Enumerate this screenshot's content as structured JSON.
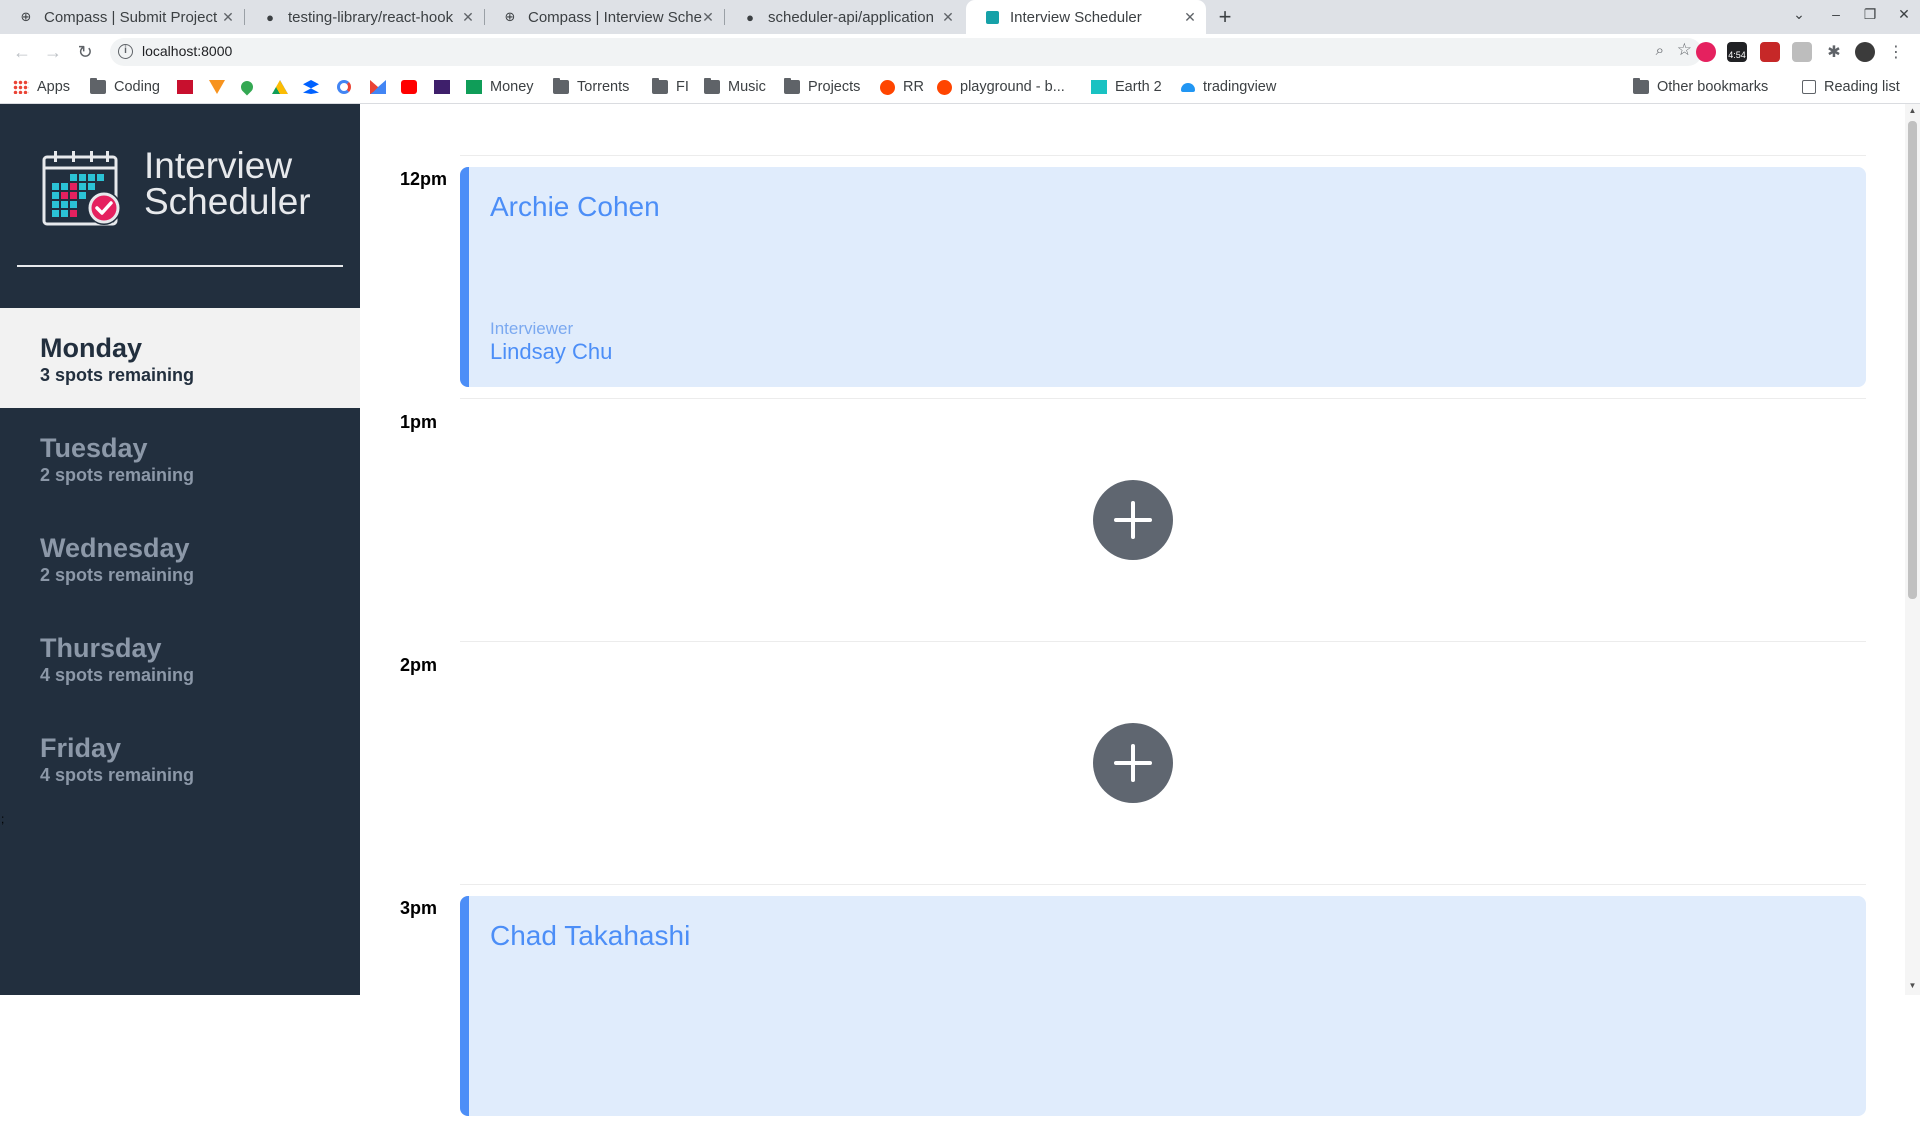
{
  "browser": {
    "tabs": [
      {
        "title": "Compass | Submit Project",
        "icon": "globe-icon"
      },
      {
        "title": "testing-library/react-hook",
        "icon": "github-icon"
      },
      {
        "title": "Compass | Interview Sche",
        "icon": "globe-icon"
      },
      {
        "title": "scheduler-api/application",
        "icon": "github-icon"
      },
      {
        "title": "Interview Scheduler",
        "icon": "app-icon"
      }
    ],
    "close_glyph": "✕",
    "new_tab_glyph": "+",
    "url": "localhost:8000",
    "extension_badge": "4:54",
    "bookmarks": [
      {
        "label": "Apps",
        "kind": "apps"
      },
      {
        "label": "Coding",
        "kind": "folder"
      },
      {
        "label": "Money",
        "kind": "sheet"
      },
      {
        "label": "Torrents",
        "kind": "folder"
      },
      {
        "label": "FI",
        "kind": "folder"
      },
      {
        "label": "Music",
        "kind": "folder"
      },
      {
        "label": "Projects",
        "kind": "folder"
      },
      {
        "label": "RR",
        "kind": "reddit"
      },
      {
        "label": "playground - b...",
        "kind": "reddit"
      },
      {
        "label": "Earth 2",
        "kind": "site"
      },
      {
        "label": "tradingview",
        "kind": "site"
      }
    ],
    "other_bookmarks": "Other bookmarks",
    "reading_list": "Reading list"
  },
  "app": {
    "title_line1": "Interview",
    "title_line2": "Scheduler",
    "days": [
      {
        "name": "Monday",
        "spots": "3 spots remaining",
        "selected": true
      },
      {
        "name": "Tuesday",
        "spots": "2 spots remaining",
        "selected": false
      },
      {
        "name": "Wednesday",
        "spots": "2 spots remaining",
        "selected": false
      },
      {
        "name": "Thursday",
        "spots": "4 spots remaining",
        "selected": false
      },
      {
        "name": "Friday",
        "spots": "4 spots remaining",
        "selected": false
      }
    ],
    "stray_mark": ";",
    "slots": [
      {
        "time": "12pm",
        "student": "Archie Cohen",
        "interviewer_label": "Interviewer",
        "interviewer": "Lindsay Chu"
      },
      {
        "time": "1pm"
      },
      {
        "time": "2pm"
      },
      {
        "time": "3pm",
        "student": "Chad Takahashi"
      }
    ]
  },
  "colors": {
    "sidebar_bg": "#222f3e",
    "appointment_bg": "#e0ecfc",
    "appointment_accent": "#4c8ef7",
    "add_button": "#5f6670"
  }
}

---

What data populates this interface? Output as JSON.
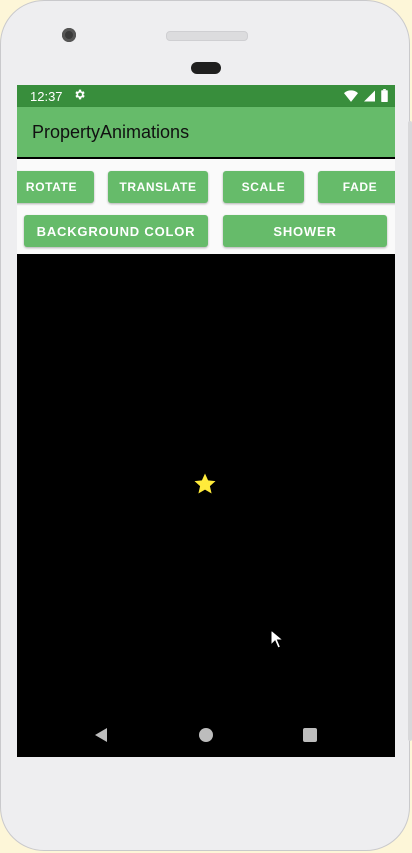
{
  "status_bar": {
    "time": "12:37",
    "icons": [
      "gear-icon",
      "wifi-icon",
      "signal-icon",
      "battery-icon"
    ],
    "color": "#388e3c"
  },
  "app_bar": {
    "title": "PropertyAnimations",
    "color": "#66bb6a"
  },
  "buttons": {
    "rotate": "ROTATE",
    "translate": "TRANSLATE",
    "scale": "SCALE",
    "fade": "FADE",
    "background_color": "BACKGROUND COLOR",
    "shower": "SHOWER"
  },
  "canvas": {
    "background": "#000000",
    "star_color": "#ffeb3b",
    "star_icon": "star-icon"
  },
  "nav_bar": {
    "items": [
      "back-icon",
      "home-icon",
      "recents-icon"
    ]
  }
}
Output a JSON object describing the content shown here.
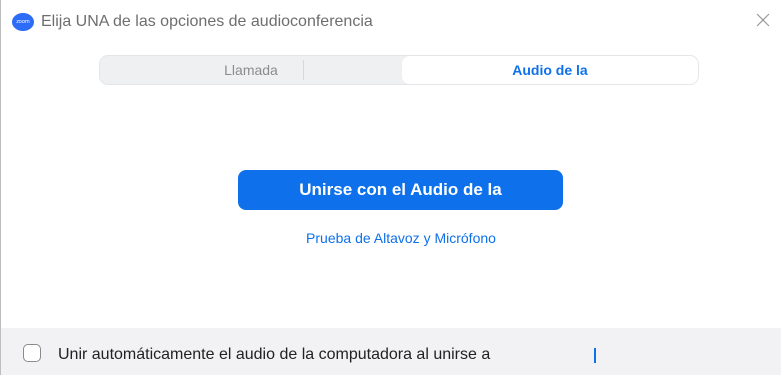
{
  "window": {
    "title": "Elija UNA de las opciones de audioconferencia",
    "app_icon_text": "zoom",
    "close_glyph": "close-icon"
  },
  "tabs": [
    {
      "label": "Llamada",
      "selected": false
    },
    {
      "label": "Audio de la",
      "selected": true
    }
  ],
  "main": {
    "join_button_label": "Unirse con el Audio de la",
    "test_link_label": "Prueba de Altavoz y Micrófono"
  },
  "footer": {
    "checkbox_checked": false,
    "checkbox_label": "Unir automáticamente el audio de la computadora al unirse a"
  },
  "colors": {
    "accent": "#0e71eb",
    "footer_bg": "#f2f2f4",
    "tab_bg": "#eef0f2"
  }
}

==

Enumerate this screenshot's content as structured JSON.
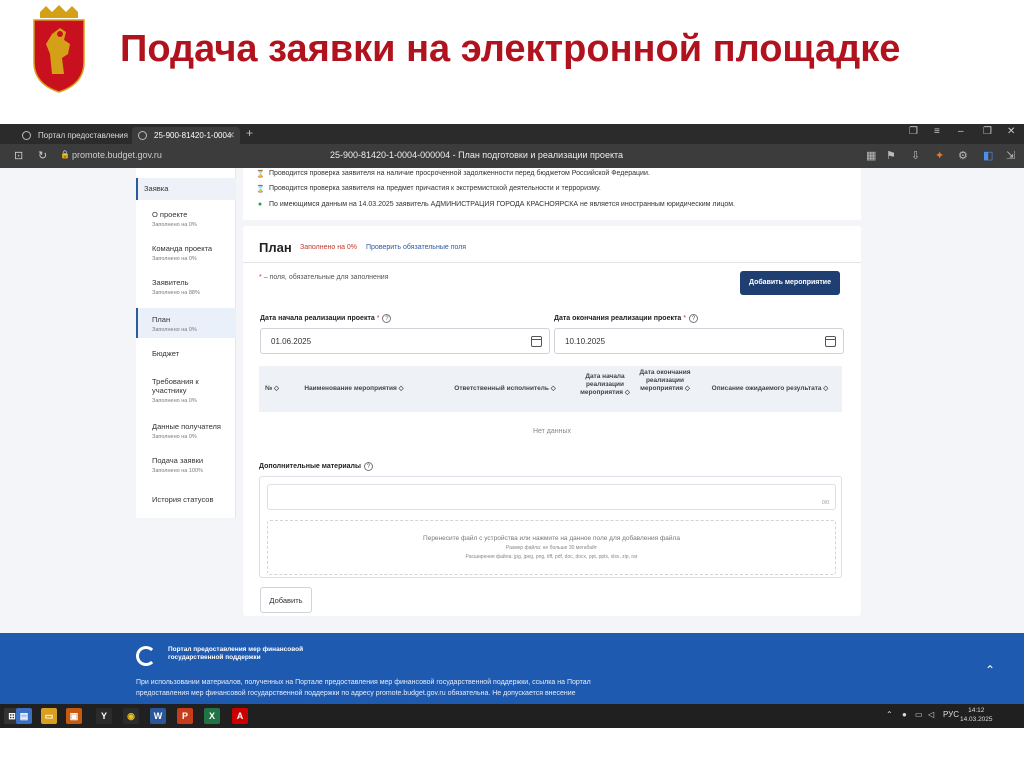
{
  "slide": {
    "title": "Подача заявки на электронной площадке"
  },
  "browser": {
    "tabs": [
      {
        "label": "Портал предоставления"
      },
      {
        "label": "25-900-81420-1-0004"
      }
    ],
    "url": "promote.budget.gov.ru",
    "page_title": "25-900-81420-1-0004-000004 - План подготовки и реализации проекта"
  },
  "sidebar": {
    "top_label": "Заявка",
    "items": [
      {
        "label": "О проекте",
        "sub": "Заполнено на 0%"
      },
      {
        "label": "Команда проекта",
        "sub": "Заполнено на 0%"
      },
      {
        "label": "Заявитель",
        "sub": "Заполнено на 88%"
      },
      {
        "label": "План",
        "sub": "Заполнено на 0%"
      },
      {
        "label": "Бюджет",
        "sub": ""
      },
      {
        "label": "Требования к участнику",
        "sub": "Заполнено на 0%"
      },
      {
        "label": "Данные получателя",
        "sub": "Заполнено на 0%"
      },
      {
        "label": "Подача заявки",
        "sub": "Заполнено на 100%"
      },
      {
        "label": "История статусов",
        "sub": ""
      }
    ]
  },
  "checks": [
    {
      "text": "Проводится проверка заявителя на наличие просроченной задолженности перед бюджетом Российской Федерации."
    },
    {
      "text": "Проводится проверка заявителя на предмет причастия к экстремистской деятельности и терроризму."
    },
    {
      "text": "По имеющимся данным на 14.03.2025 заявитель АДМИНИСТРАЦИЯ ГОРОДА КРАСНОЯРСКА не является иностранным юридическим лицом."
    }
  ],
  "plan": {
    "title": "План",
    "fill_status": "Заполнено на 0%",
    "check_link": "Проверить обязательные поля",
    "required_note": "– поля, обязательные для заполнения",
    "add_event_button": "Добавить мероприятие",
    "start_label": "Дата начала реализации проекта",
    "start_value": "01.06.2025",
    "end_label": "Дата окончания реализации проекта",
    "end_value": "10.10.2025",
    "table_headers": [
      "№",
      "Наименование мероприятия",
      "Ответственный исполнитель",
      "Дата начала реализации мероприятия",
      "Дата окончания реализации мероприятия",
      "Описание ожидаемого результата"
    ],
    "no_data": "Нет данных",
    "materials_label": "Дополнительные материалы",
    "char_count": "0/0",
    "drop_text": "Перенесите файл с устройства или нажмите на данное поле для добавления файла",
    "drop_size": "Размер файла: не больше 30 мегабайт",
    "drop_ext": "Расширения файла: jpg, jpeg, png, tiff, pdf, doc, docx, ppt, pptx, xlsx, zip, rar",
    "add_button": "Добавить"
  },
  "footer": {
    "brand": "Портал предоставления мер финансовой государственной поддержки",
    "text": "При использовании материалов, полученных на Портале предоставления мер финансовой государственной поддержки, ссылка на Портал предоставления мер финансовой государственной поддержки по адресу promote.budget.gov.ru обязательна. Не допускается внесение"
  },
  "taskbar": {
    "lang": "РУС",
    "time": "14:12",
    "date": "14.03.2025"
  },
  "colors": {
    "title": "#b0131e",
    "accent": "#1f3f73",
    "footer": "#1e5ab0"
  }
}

What the exercise asks: Pick out and copy the lines of the entries that hold the string "time".

Correct output:
        "time": "12pm",
        "time": "1pm"
        "time": "2pm"
        "time": "3pm",
    "time": "12:37",
    "time": "14:12",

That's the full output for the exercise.